Your assignment
In the entries below, find the line containing "Give me the". Write out that line and all lines after it, exactly, and nothing else.

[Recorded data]
-------------------------

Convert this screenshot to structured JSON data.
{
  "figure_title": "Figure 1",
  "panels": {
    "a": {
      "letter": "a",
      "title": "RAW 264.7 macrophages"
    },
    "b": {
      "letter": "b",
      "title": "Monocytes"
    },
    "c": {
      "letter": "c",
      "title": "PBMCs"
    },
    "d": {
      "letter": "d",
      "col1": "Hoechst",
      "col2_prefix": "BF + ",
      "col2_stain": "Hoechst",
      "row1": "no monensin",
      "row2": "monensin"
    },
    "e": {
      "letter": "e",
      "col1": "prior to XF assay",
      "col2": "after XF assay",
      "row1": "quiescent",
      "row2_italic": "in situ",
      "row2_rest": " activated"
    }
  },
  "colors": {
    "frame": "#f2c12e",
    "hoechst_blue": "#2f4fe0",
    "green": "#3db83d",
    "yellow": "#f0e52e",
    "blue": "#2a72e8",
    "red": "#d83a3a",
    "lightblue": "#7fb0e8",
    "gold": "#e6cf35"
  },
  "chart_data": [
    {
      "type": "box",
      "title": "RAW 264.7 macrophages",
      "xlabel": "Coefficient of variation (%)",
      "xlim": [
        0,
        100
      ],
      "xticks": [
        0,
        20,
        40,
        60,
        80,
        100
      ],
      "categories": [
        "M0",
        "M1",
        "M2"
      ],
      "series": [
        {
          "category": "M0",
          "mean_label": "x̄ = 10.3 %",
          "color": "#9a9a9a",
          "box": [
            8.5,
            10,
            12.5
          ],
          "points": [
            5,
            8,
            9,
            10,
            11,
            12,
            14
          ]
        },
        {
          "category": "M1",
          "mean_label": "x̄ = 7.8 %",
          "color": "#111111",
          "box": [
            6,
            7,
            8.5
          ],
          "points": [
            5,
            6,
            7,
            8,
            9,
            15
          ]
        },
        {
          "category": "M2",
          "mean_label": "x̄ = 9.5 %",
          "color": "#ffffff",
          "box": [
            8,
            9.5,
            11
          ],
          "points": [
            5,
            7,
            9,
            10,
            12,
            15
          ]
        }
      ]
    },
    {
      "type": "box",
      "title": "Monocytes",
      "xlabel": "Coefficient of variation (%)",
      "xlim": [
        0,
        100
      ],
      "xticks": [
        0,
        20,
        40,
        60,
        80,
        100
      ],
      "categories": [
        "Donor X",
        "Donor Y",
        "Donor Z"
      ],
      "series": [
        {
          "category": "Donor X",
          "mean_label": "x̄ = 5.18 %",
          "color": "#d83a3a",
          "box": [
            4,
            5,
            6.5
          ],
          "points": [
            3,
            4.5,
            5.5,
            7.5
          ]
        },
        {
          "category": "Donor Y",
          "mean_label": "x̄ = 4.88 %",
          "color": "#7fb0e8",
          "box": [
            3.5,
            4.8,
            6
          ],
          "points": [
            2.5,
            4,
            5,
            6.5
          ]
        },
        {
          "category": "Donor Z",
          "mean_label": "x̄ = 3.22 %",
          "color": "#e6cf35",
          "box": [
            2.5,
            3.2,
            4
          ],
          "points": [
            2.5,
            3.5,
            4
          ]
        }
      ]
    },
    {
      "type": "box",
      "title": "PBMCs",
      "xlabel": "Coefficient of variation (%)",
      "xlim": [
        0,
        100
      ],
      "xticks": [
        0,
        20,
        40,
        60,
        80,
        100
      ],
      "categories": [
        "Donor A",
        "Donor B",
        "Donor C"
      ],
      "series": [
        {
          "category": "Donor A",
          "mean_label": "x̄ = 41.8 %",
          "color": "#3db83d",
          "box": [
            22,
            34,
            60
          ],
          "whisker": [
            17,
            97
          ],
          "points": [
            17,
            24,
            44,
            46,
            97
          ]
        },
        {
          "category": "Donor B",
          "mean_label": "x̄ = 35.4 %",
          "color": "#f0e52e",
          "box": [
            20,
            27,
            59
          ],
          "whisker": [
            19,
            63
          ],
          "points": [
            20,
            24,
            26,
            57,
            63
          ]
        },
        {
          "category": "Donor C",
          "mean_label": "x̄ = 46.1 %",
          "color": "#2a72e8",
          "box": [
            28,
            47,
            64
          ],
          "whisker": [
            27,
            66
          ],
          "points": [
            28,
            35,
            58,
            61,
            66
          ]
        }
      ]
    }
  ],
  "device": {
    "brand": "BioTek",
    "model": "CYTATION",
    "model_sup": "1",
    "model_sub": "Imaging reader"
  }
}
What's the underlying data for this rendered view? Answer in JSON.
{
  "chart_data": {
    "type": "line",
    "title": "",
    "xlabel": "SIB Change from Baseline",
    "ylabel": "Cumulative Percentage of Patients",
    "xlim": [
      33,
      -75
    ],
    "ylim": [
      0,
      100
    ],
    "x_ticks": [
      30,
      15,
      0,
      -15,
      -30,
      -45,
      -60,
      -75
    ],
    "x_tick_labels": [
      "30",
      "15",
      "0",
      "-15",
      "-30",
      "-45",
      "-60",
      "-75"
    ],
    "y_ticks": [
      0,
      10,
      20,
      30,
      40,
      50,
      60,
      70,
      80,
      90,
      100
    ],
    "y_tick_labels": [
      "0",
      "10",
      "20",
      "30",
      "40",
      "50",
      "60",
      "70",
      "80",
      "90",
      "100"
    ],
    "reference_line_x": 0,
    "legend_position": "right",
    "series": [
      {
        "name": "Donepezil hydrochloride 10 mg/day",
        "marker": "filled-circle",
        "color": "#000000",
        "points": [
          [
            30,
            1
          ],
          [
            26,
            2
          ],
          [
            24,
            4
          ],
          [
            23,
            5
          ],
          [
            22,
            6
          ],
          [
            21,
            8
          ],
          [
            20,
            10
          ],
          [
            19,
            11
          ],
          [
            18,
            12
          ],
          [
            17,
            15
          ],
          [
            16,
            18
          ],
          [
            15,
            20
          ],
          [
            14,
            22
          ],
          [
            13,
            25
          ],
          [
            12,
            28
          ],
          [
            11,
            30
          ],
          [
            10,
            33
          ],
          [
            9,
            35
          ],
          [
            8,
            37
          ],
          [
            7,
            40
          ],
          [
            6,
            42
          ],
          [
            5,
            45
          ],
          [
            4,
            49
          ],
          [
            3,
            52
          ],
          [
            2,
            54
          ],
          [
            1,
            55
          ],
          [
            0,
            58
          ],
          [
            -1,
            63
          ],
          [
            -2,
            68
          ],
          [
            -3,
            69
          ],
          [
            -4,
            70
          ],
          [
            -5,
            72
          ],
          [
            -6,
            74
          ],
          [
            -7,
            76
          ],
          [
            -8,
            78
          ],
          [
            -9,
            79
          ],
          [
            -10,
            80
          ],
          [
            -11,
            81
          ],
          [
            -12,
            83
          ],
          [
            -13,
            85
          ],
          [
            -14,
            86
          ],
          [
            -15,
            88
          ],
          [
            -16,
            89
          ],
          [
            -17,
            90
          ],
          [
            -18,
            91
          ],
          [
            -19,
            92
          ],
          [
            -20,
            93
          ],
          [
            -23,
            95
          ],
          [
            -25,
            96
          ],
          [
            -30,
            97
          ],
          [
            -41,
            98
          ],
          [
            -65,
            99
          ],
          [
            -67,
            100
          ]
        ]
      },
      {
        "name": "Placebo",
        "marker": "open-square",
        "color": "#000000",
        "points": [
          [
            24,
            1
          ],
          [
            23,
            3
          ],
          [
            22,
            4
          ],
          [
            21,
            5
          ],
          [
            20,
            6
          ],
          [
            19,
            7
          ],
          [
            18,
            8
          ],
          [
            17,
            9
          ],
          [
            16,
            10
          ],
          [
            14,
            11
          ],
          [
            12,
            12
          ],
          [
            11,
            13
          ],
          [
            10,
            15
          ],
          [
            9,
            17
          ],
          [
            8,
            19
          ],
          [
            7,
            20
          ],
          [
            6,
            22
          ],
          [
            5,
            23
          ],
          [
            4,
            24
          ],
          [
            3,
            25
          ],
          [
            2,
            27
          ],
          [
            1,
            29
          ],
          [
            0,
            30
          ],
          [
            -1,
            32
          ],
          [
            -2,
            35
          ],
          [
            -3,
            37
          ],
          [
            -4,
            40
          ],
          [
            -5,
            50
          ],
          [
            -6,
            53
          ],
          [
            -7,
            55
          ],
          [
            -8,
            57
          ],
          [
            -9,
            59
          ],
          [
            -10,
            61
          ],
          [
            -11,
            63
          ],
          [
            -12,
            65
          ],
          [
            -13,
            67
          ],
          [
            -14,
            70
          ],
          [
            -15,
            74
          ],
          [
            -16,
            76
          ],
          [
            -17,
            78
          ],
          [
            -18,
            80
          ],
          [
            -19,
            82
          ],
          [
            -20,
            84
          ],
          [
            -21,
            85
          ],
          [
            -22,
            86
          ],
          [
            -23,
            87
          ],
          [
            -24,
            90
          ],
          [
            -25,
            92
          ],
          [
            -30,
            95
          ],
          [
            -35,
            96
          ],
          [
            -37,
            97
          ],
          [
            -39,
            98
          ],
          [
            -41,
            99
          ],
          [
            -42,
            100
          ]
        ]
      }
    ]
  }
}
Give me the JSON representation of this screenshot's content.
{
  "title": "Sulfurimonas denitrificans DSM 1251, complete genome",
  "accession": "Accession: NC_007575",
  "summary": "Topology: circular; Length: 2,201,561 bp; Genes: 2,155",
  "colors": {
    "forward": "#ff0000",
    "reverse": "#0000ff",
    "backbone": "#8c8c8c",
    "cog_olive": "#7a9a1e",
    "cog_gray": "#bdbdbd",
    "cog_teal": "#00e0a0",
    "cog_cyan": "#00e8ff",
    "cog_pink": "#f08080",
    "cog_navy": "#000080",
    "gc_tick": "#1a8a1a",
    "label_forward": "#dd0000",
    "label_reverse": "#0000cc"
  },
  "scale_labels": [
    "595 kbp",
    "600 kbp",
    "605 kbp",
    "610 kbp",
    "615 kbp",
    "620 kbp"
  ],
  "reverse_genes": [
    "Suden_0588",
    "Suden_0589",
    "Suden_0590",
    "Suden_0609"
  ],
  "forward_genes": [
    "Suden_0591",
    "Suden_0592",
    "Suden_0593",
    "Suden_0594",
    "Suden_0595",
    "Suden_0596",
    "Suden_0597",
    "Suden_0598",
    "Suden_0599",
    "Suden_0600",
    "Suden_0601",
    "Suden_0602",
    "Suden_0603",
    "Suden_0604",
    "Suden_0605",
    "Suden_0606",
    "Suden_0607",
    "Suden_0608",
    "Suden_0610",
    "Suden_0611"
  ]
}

-------------------------

Solution
Give me the JSON representation of this screenshot's content.
{
  "title": "Sulfurimonas denitrificans DSM 1251, complete genome",
  "accession": "Accession: NC_007575",
  "summary": "Topology: circular; Length: 2,201,561 bp; Genes: 2,155",
  "colors": {
    "forward": "#ff0000",
    "reverse": "#0000ff",
    "backbone": "#8c8c8c",
    "cog_olive": "#7a9a1e",
    "cog_gray": "#bdbdbd",
    "cog_teal": "#00e0a0",
    "cog_cyan": "#00e8ff",
    "cog_pink": "#f08080",
    "cog_navy": "#000080",
    "gc_tick": "#1a8a1a",
    "label_forward": "#dd0000",
    "label_reverse": "#0000cc"
  },
  "scale_labels": [
    "595 kbp",
    "600 kbp",
    "605 kbp",
    "610 kbp",
    "615 kbp",
    "620 kbp"
  ],
  "reverse_genes": [
    "Suden_0588",
    "Suden_0589",
    "Suden_0590",
    "Suden_0609"
  ],
  "forward_genes": [
    "Suden_0591",
    "Suden_0592",
    "Suden_0593",
    "Suden_0594",
    "Suden_0595",
    "Suden_0596",
    "Suden_0597",
    "Suden_0598",
    "Suden_0599",
    "Suden_0600",
    "Suden_0601",
    "Suden_0602",
    "Suden_0603",
    "Suden_0604",
    "Suden_0605",
    "Suden_0606",
    "Suden_0607",
    "Suden_0608",
    "Suden_0610",
    "Suden_0611"
  ]
}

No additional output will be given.